▶ [Work to do]: Return, word for word, every line that follows.

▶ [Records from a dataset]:

★ ★ ★ ★

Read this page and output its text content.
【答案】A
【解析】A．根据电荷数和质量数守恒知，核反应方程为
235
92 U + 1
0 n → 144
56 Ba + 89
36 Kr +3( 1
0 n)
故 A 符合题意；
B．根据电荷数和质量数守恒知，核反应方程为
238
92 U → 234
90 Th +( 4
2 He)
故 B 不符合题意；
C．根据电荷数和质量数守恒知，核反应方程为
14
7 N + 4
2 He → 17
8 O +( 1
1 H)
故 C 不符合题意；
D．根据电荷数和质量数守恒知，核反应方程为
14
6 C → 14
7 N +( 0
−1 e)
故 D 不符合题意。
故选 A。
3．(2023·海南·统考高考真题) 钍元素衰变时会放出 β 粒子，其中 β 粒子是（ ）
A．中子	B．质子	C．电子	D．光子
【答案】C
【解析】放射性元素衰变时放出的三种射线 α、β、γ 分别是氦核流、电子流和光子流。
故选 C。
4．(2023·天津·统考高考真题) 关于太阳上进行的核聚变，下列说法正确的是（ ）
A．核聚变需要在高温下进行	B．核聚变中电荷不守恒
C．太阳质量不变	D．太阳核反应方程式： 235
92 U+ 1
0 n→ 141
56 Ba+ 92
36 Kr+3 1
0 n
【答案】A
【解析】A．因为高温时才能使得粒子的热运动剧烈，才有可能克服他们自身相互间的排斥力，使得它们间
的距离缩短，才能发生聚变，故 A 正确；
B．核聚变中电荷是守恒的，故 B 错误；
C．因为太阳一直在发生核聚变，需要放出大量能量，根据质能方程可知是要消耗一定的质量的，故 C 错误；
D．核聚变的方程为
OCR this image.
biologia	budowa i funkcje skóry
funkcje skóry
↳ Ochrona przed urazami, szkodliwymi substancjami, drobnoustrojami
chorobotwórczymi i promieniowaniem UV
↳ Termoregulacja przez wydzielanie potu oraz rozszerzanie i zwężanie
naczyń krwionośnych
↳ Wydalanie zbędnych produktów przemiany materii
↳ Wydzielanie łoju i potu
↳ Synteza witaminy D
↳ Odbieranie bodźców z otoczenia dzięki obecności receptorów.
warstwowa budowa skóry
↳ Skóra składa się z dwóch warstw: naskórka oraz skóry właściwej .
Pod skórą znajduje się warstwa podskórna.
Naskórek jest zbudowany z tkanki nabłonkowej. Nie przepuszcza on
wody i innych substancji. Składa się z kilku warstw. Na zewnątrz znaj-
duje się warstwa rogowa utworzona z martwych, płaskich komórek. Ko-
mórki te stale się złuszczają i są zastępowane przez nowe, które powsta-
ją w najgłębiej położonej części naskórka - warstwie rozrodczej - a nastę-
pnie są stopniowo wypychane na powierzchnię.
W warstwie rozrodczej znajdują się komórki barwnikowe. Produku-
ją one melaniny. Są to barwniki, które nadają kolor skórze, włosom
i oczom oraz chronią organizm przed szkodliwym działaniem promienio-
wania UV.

★ ★ ★ ★

▶ [In response]:
Read this page and output its text content.
【答案】A
【解析】A．根据电荷数和质量数守恒知，核反应方程为
235
92 U + 1
0 n → 144
56 Ba + 89
36 Kr +3( 1
0 n)
故 A 符合题意；
B．根据电荷数和质量数守恒知，核反应方程为
238
92 U → 234
90 Th +( 4
2 He)
故 B 不符合题意；
C．根据电荷数和质量数守恒知，核反应方程为
14
7 N + 4
2 He → 17
8 O +( 1
1 H)
故 C 不符合题意；
D．根据电荷数和质量数守恒知，核反应方程为
14
6 C → 14
7 N +( 0
−1 e)
故 D 不符合题意。
故选 A。
3．(2023·海南·统考高考真题) 钍元素衰变时会放出 β 粒子，其中 β 粒子是（ ）
A．中子	B．质子	C．电子	D．光子
【答案】C
【解析】放射性元素衰变时放出的三种射线 α、β、γ 分别是氦核流、电子流和光子流。
故选 C。
4．(2023·天津·统考高考真题) 关于太阳上进行的核聚变，下列说法正确的是（ ）
A．核聚变需要在高温下进行	B．核聚变中电荷不守恒
C．太阳质量不变	D．太阳核反应方程式： 235
92 U+ 1
0 n→ 141
56 Ba+ 92
36 Kr+3 1
0 n
【答案】A
【解析】A．因为高温时才能使得粒子的热运动剧烈，才有可能克服他们自身相互间的排斥力，使得它们间
的距离缩短，才能发生聚变，故 A 正确；
B．核聚变中电荷是守恒的，故 B 错误；
C．因为太阳一直在发生核聚变，需要放出大量能量，根据质能方程可知是要消耗一定的质量的，故 C 错误；
D．核聚变的方程为
OCR this image.
biologia	budowa i funkcje skóry
funkcje skóry
↳ Ochrona przed urazami, szkodliwymi substancjami, drobnoustrojami
chorobotwórczymi i promieniowaniem UV
↳ Termoregulacja przez wydzielanie potu oraz rozszerzanie i zwężanie
naczyń krwionośnych
↳ Wydalanie zbędnych produktów przemiany materii
↳ Wydzielanie łoju i potu
↳ Synteza witaminy D
↳ Odbieranie bodźców z otoczenia dzięki obecności receptorów.
warstwowa budowa skóry
↳ Skóra składa się z dwóch warstw: naskórka oraz skóry właściwej .
Pod skórą znajduje się warstwa podskórna.
Naskórek jest zbudowany z tkanki nabłonkowej. Nie przepuszcza on
wody i innych substancji. Składa się z kilku warstw. Na zewnątrz znaj-
duje się warstwa rogowa utworzona z martwych, płaskich komórek. Ko-
mórki te stale się złuszczają i są zastępowane przez nowe, które powsta-
ją w najgłębiej położonej części naskórka - warstwie rozrodczej - a nastę-
pnie są stopniowo wypychane na powierzchnię.
W warstwie rozrodczej znajdują się komórki barwnikowe. Produku-
ją one melaniny. Są to barwniki, które nadają kolor skórze, włosom
i oczom oraz chronią organizm przed szkodliwym działaniem promienio-
wania UV.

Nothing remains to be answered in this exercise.